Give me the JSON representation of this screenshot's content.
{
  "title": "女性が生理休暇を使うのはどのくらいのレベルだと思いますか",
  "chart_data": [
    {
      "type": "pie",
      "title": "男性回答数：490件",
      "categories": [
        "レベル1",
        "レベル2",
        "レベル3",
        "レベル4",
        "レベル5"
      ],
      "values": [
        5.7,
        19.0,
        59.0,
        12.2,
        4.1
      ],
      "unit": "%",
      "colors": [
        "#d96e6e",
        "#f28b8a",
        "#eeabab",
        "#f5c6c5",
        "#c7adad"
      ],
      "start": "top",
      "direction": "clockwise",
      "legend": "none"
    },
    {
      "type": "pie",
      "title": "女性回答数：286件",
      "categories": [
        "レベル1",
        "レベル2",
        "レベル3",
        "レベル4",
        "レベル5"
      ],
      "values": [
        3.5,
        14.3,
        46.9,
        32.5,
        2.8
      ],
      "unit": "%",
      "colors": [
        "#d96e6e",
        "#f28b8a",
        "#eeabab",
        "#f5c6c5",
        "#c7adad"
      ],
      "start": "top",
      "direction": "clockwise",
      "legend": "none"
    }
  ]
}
•••••
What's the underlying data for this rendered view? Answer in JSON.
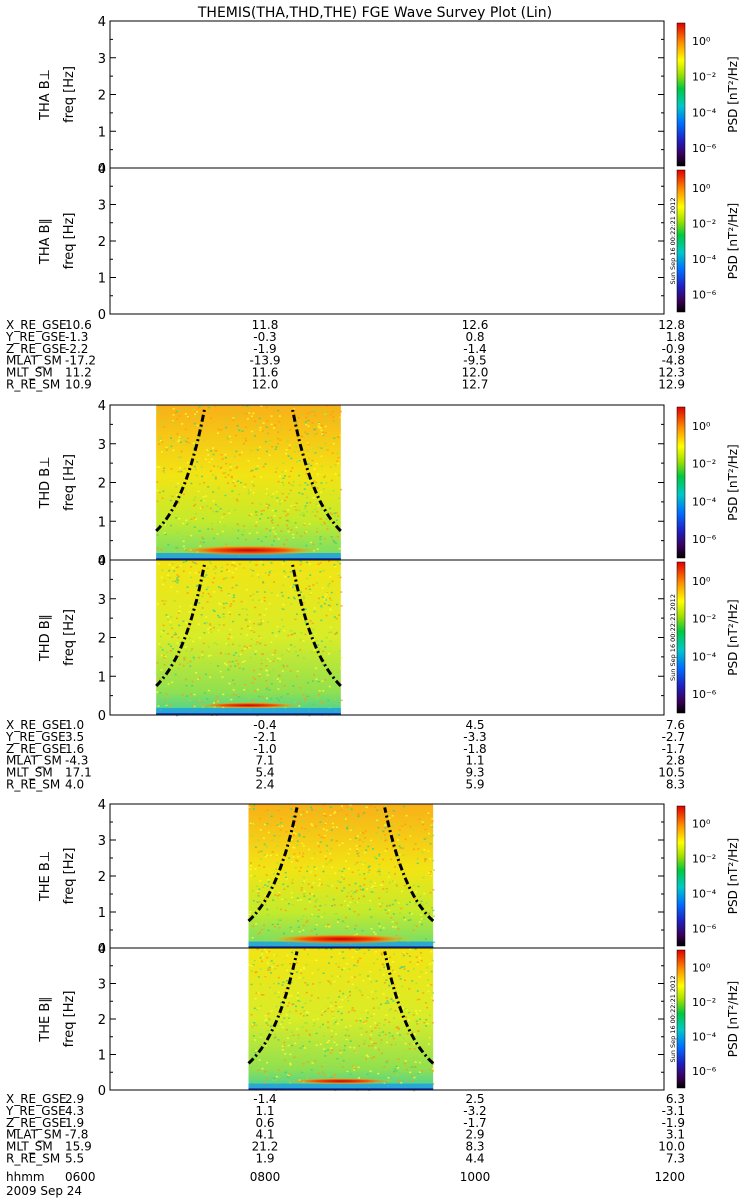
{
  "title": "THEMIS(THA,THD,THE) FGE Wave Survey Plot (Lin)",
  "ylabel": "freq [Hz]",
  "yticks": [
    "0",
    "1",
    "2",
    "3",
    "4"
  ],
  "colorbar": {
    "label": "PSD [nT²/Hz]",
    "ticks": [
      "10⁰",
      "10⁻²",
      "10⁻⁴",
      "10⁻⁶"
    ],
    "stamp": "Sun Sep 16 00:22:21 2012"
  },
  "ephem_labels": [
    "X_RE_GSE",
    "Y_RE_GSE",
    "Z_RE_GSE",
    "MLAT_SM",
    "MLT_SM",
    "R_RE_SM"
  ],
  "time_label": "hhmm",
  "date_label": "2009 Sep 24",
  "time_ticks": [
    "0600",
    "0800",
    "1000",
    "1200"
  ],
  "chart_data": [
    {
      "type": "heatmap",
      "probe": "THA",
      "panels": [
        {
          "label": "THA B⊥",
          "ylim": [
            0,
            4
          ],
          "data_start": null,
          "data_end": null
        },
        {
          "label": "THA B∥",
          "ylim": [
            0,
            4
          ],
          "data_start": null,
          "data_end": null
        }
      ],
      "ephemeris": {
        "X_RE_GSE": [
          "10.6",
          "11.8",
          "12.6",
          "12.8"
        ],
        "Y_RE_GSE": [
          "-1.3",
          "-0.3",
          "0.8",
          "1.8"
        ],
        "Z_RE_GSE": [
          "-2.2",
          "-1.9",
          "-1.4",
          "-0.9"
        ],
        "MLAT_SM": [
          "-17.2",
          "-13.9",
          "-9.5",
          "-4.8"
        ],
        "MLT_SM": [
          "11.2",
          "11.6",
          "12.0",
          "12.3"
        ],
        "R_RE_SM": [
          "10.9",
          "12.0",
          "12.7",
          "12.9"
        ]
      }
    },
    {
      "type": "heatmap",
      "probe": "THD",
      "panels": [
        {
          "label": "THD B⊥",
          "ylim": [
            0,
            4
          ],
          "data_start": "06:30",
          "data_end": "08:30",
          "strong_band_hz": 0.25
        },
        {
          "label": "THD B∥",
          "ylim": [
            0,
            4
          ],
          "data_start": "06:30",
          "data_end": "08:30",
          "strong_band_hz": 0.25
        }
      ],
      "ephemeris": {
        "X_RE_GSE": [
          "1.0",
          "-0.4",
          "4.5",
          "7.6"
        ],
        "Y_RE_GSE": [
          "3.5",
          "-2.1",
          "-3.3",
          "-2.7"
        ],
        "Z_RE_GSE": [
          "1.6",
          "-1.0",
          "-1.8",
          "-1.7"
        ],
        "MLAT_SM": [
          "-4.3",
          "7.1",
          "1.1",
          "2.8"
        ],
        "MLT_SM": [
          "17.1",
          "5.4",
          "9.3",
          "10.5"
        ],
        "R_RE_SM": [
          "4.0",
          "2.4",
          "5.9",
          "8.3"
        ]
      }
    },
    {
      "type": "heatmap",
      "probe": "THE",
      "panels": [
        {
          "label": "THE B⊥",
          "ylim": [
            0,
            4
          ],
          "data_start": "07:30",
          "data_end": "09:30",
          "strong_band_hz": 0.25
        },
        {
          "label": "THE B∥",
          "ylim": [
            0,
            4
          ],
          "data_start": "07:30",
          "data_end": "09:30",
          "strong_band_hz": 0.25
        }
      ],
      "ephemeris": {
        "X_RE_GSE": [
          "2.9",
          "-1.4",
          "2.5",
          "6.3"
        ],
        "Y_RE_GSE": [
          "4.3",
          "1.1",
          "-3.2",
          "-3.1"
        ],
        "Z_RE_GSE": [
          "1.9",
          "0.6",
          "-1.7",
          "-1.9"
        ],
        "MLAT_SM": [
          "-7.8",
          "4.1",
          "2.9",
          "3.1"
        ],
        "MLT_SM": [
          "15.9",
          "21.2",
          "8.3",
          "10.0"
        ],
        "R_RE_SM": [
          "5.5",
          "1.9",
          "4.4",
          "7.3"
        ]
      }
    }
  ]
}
•••••
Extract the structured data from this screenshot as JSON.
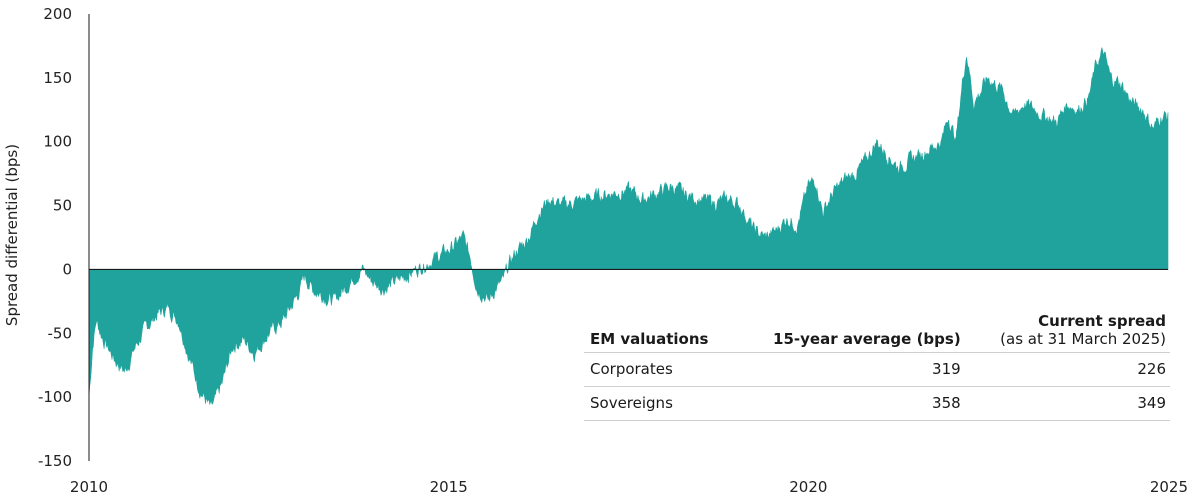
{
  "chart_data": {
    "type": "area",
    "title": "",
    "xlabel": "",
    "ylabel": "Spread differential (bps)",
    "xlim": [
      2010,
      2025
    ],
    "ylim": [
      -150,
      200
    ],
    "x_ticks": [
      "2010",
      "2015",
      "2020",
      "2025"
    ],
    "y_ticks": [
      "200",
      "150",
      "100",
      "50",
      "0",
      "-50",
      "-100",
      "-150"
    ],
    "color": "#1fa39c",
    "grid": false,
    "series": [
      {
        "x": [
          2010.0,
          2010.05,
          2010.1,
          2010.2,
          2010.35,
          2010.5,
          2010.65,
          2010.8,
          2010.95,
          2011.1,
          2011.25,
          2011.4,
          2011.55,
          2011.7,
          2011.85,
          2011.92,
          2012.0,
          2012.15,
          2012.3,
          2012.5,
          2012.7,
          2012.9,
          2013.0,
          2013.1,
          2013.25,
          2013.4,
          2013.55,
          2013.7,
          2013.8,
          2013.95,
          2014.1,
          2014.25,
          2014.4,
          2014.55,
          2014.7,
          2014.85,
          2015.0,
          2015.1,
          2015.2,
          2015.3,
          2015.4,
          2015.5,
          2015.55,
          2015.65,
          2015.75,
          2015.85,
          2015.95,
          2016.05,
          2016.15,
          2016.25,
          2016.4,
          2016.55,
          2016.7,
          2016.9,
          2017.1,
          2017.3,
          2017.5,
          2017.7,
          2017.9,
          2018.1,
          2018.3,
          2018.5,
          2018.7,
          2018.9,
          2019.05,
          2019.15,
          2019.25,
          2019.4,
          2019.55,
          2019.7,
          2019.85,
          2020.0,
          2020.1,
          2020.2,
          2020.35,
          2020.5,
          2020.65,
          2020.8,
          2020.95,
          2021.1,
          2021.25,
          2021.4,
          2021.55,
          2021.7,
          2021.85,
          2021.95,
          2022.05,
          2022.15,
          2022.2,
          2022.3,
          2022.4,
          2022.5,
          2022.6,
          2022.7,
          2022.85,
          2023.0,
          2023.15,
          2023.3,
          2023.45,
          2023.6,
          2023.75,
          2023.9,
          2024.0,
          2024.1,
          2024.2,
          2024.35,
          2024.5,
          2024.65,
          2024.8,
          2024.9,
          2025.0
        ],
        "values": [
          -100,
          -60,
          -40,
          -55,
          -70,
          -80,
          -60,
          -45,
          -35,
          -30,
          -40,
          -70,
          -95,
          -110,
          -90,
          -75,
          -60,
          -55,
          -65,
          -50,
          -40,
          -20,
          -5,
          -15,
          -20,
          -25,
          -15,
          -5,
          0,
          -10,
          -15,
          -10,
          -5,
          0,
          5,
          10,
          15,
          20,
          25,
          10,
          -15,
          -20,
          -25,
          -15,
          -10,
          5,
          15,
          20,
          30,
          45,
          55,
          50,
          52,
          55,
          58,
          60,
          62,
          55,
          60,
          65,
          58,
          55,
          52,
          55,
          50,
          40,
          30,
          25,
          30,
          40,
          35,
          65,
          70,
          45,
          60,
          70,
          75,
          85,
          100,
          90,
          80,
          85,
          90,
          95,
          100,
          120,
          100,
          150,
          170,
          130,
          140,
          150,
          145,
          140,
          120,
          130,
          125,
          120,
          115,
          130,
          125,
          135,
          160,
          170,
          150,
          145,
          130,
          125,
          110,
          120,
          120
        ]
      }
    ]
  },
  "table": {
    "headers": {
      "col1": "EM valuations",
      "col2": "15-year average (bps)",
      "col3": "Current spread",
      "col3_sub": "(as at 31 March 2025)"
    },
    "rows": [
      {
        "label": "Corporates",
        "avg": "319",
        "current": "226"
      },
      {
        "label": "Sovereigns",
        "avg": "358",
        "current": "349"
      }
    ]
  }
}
•••••
**To do:** Pull out each line of the records holding the string "JSON".

**The result:**
Give me the JSON representation of this screenshot's content.
What's the underlying data for this rendered view? Answer in JSON.
Extract the structured data from this screenshot as JSON.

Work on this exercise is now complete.